(Extracted data entries)
** START **
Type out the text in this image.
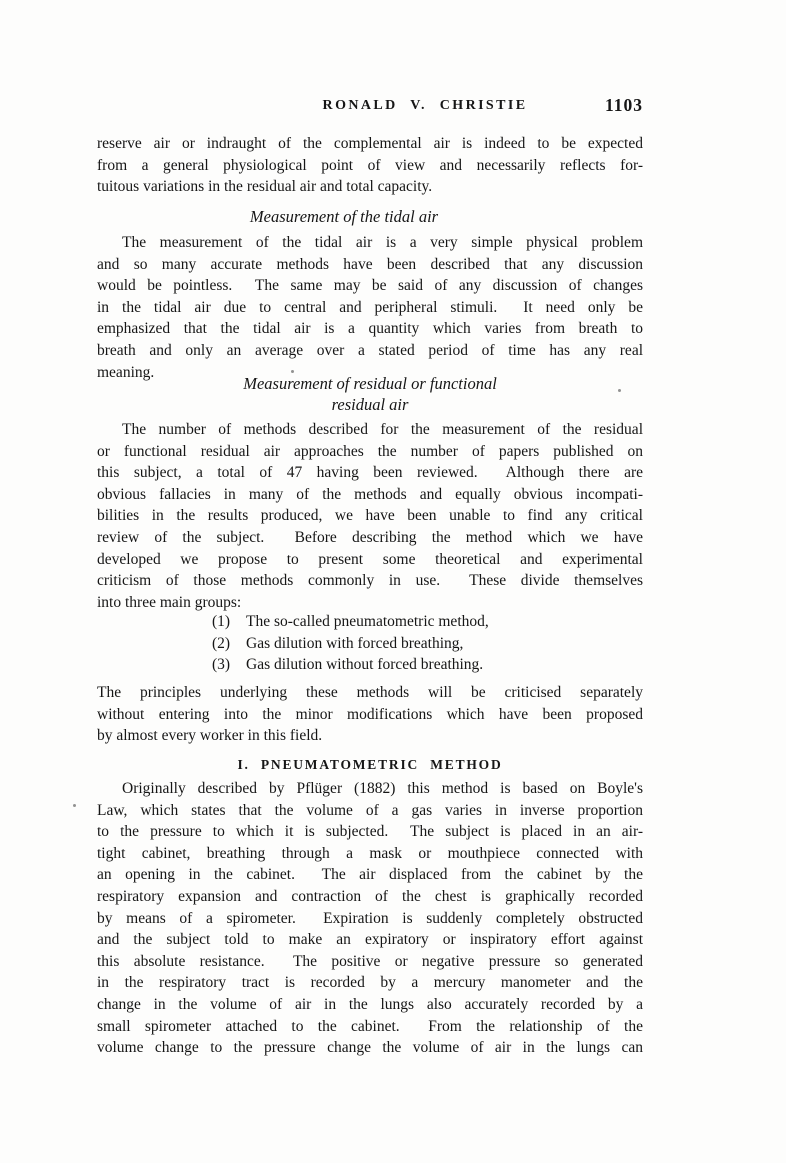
RONALD V. CHRISTIE	1103
reserve air or indraught of the complemental air is indeed to be expected
from a general physiological point of view and necessarily reflects for-
tuitous variations in the residual air and total capacity.
Measurement of the tidal air
The measurement of the tidal air is a very simple physical problem
and so many accurate methods have been described that any discussion
would be pointless.  The same may be said of any discussion of changes
in the tidal air due to central and peripheral stimuli.  It need only be
emphasized that the tidal air is a quantity which varies from breath to
breath and only an average over a stated period of time has any real
meaning.
Measurement of residual or functional
residual air
The number of methods described for the measurement of the residual
or functional residual air approaches the number of papers published on
this subject, a total of 47 having been reviewed.  Although there are
obvious fallacies in many of the methods and equally obvious incompati-
bilities in the results produced, we have been unable to find any critical
review of the subject.  Before describing the method which we have
developed we propose to present some theoretical and experimental
criticism of those methods commonly in use.  These divide themselves
into three main groups:
(1) The so-called pneumatometric method,
(2) Gas dilution with forced breathing,
(3) Gas dilution without forced breathing.
The principles underlying these methods will be criticised separately
without entering into the minor modifications which have been proposed
by almost every worker in this field.
I. PNEUMATOMETRIC METHOD
Originally described by Pflüger (1882) this method is based on Boyle's
Law, which states that the volume of a gas varies in inverse proportion
to the pressure to which it is subjected.  The subject is placed in an air-
tight cabinet, breathing through a mask or mouthpiece connected with
an opening in the cabinet.  The air displaced from the cabinet by the
respiratory expansion and contraction of the chest is graphically recorded
by means of a spirometer.  Expiration is suddenly completely obstructed
and the subject told to make an expiratory or inspiratory effort against
this absolute resistance.  The positive or negative pressure so generated
in the respiratory tract is recorded by a mercury manometer and the
change in the volume of air in the lungs also accurately recorded by a
small spirometer attached to the cabinet.  From the relationship of the
volume change to the pressure change the volume of air in the lungs can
** END **
• **Goal**
All of the data above should be transcribed verbatim, with pictures omitted.

• **Answer to the task**
Type out the text in this image.
RONALD V. CHRISTIE	1103
reserve air or indraught of the complemental air is indeed to be expected
from a general physiological point of view and necessarily reflects for-
tuitous variations in the residual air and total capacity.
Measurement of the tidal air
The measurement of the tidal air is a very simple physical problem
and so many accurate methods have been described that any discussion
would be pointless.  The same may be said of any discussion of changes
in the tidal air due to central and peripheral stimuli.  It need only be
emphasized that the tidal air is a quantity which varies from breath to
breath and only an average over a stated period of time has any real
meaning.
Measurement of residual or functional
residual air
The number of methods described for the measurement of the residual
or functional residual air approaches the number of papers published on
this subject, a total of 47 having been reviewed.  Although there are
obvious fallacies in many of the methods and equally obvious incompati-
bilities in the results produced, we have been unable to find any critical
review of the subject.  Before describing the method which we have
developed we propose to present some theoretical and experimental
criticism of those methods commonly in use.  These divide themselves
into three main groups:
(1) The so-called pneumatometric method,
(2) Gas dilution with forced breathing,
(3) Gas dilution without forced breathing.
The principles underlying these methods will be criticised separately
without entering into the minor modifications which have been proposed
by almost every worker in this field.
I. PNEUMATOMETRIC METHOD
Originally described by Pflüger (1882) this method is based on Boyle's
Law, which states that the volume of a gas varies in inverse proportion
to the pressure to which it is subjected.  The subject is placed in an air-
tight cabinet, breathing through a mask or mouthpiece connected with
an opening in the cabinet.  The air displaced from the cabinet by the
respiratory expansion and contraction of the chest is graphically recorded
by means of a spirometer.  Expiration is suddenly completely obstructed
and the subject told to make an expiratory or inspiratory effort against
this absolute resistance.  The positive or negative pressure so generated
in the respiratory tract is recorded by a mercury manometer and the
change in the volume of air in the lungs also accurately recorded by a
small spirometer attached to the cabinet.  From the relationship of the
volume change to the pressure change the volume of air in the lungs can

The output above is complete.